Saved data entries
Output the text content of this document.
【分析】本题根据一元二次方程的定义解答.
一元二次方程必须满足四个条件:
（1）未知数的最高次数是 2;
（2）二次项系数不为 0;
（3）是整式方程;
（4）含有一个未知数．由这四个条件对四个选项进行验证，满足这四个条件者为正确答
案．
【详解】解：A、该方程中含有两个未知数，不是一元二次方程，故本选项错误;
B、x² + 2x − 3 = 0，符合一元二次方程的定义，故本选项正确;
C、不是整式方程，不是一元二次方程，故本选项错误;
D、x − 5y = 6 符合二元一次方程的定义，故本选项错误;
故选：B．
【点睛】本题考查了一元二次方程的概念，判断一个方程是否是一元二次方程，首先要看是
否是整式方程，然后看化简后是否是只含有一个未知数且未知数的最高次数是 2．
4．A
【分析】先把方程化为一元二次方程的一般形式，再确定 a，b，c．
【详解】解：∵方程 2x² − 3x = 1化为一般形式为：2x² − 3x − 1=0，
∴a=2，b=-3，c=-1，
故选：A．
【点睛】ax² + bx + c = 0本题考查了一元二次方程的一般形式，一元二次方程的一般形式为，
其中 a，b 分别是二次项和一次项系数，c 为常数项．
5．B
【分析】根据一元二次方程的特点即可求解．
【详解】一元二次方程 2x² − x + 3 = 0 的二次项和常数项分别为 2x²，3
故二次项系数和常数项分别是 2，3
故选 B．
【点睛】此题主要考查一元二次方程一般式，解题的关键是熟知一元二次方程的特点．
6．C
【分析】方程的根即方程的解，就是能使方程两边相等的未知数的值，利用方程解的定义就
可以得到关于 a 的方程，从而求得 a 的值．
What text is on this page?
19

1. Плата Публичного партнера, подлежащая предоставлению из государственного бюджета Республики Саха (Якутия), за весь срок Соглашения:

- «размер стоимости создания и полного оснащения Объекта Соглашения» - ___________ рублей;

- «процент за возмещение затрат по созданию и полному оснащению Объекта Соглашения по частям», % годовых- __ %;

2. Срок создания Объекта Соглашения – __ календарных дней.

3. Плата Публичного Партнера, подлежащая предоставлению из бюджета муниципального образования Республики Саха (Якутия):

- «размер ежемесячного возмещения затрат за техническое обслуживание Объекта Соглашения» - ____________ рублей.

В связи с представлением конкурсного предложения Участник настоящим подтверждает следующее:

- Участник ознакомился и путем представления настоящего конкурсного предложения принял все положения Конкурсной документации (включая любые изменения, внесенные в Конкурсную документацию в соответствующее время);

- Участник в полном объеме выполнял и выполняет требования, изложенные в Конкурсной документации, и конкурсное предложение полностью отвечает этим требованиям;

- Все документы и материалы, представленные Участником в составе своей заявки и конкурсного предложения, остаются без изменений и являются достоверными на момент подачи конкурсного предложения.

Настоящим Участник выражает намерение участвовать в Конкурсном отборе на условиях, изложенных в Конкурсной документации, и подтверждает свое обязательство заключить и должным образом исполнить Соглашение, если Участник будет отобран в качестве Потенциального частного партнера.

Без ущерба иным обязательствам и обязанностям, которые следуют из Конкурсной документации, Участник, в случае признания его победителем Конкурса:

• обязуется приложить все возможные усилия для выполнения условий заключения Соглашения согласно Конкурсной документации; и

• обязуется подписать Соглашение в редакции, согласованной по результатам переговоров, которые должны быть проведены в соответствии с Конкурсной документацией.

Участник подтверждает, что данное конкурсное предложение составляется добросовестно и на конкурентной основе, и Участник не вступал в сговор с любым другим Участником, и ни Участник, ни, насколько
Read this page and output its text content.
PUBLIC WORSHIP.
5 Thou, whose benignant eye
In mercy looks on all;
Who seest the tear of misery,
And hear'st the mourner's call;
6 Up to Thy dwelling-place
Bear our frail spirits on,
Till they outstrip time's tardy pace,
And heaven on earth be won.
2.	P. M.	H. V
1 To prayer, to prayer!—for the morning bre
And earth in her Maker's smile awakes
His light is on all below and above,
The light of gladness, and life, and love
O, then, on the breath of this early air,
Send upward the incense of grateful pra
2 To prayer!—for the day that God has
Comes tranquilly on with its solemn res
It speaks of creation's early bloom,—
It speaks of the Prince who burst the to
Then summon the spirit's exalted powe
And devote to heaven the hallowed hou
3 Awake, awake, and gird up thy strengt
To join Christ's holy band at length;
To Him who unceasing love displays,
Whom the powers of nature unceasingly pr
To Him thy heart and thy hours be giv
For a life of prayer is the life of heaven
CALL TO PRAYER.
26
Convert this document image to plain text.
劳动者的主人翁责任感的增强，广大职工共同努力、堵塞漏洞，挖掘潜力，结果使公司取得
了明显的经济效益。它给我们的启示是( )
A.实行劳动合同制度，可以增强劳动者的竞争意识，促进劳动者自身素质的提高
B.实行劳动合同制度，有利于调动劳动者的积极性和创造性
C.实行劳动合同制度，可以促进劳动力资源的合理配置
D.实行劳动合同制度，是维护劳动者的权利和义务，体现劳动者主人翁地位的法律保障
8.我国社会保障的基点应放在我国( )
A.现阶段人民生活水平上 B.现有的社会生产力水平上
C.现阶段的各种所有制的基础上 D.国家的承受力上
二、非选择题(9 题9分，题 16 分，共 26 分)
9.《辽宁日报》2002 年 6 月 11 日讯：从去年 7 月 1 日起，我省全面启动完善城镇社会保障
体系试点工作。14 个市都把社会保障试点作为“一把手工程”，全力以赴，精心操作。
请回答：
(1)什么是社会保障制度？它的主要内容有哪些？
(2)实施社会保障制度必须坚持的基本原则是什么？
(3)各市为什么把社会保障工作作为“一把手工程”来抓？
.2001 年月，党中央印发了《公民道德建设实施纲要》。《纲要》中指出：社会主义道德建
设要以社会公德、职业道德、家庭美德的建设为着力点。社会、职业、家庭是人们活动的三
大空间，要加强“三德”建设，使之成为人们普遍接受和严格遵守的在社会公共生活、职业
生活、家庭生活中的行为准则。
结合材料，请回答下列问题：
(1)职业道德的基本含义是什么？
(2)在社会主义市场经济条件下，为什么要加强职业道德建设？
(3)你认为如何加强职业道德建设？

(WHAT TO DO): Quote each line of the listing above exactly.

(FULL RESPONSE):
Output the text content of this document.
【分析】本题根据一元二次方程的定义解答.
一元二次方程必须满足四个条件:
（1）未知数的最高次数是 2;
（2）二次项系数不为 0;
（3）是整式方程;
（4）含有一个未知数．由这四个条件对四个选项进行验证，满足这四个条件者为正确答
案．
【详解】解：A、该方程中含有两个未知数，不是一元二次方程，故本选项错误;
B、x² + 2x − 3 = 0，符合一元二次方程的定义，故本选项正确;
C、不是整式方程，不是一元二次方程，故本选项错误;
D、x − 5y = 6 符合二元一次方程的定义，故本选项错误;
故选：B．
【点睛】本题考查了一元二次方程的概念，判断一个方程是否是一元二次方程，首先要看是
否是整式方程，然后看化简后是否是只含有一个未知数且未知数的最高次数是 2．
4．A
【分析】先把方程化为一元二次方程的一般形式，再确定 a，b，c．
【详解】解：∵方程 2x² − 3x = 1化为一般形式为：2x² − 3x − 1=0，
∴a=2，b=-3，c=-1，
故选：A．
【点睛】ax² + bx + c = 0本题考查了一元二次方程的一般形式，一元二次方程的一般形式为，
其中 a，b 分别是二次项和一次项系数，c 为常数项．
5．B
【分析】根据一元二次方程的特点即可求解．
【详解】一元二次方程 2x² − x + 3 = 0 的二次项和常数项分别为 2x²，3
故二次项系数和常数项分别是 2，3
故选 B．
【点睛】此题主要考查一元二次方程一般式，解题的关键是熟知一元二次方程的特点．
6．C
【分析】方程的根即方程的解，就是能使方程两边相等的未知数的值，利用方程解的定义就
可以得到关于 a 的方程，从而求得 a 的值．
What text is on this page?
19

1. Плата Публичного партнера, подлежащая предоставлению из государственного бюджета Республики Саха (Якутия), за весь срок Соглашения:

- «размер стоимости создания и полного оснащения Объекта Соглашения» - ___________ рублей;

- «процент за возмещение затрат по созданию и полному оснащению Объекта Соглашения по частям», % годовых- __ %;

2. Срок создания Объекта Соглашения – __ календарных дней.

3. Плата Публичного Партнера, подлежащая предоставлению из бюджета муниципального образования Республики Саха (Якутия):

- «размер ежемесячного возмещения затрат за техническое обслуживание Объекта Соглашения» - ____________ рублей.

В связи с представлением конкурсного предложения Участник настоящим подтверждает следующее:

- Участник ознакомился и путем представления настоящего конкурсного предложения принял все положения Конкурсной документации (включая любые изменения, внесенные в Конкурсную документацию в соответствующее время);

- Участник в полном объеме выполнял и выполняет требования, изложенные в Конкурсной документации, и конкурсное предложение полностью отвечает этим требованиям;

- Все документы и материалы, представленные Участником в составе своей заявки и конкурсного предложения, остаются без изменений и являются достоверными на момент подачи конкурсного предложения.

Настоящим Участник выражает намерение участвовать в Конкурсном отборе на условиях, изложенных в Конкурсной документации, и подтверждает свое обязательство заключить и должным образом исполнить Соглашение, если Участник будет отобран в качестве Потенциального частного партнера.

Без ущерба иным обязательствам и обязанностям, которые следуют из Конкурсной документации, Участник, в случае признания его победителем Конкурса:

• обязуется приложить все возможные усилия для выполнения условий заключения Соглашения согласно Конкурсной документации; и

• обязуется подписать Соглашение в редакции, согласованной по результатам переговоров, которые должны быть проведены в соответствии с Конкурсной документацией.

Участник подтверждает, что данное конкурсное предложение составляется добросовестно и на конкурентной основе, и Участник не вступал в сговор с любым другим Участником, и ни Участник, ни, насколько
Read this page and output its text content.
PUBLIC WORSHIP.
5 Thou, whose benignant eye
In mercy looks on all;
Who seest the tear of misery,
And hear'st the mourner's call;
6 Up to Thy dwelling-place
Bear our frail spirits on,
Till they outstrip time's tardy pace,
And heaven on earth be won.
2.	P. M.	H. V
1 To prayer, to prayer!—for the morning bre
And earth in her Maker's smile awakes
His light is on all below and above,
The light of gladness, and life, and love
O, then, on the breath of this early air,
Send upward the incense of grateful pra
2 To prayer!—for the day that God has
Comes tranquilly on with its solemn res
It speaks of creation's early bloom,—
It speaks of the Prince who burst the to
Then summon the spirit's exalted powe
And devote to heaven the hallowed hou
3 Awake, awake, and gird up thy strengt
To join Christ's holy band at length;
To Him who unceasing love displays,
Whom the powers of nature unceasingly pr
To Him thy heart and thy hours be giv
For a life of prayer is the life of heaven
CALL TO PRAYER.
26
Convert this document image to plain text.
劳动者的主人翁责任感的增强，广大职工共同努力、堵塞漏洞，挖掘潜力，结果使公司取得
了明显的经济效益。它给我们的启示是( )
A.实行劳动合同制度，可以增强劳动者的竞争意识，促进劳动者自身素质的提高
B.实行劳动合同制度，有利于调动劳动者的积极性和创造性
C.实行劳动合同制度，可以促进劳动力资源的合理配置
D.实行劳动合同制度，是维护劳动者的权利和义务，体现劳动者主人翁地位的法律保障
8.我国社会保障的基点应放在我国( )
A.现阶段人民生活水平上 B.现有的社会生产力水平上
C.现阶段的各种所有制的基础上 D.国家的承受力上
二、非选择题(9 题9分，题 16 分，共 26 分)
9.《辽宁日报》2002 年 6 月 11 日讯：从去年 7 月 1 日起，我省全面启动完善城镇社会保障
体系试点工作。14 个市都把社会保障试点作为“一把手工程”，全力以赴，精心操作。
请回答：
(1)什么是社会保障制度？它的主要内容有哪些？
(2)实施社会保障制度必须坚持的基本原则是什么？
(3)各市为什么把社会保障工作作为“一把手工程”来抓？
.2001 年月，党中央印发了《公民道德建设实施纲要》。《纲要》中指出：社会主义道德建
设要以社会公德、职业道德、家庭美德的建设为着力点。社会、职业、家庭是人们活动的三
大空间，要加强“三德”建设，使之成为人们普遍接受和严格遵守的在社会公共生活、职业
生活、家庭生活中的行为准则。
结合材料，请回答下列问题：
(1)职业道德的基本含义是什么？
(2)在社会主义市场经济条件下，为什么要加强职业道德建设？
(3)你认为如何加强职业道德建设？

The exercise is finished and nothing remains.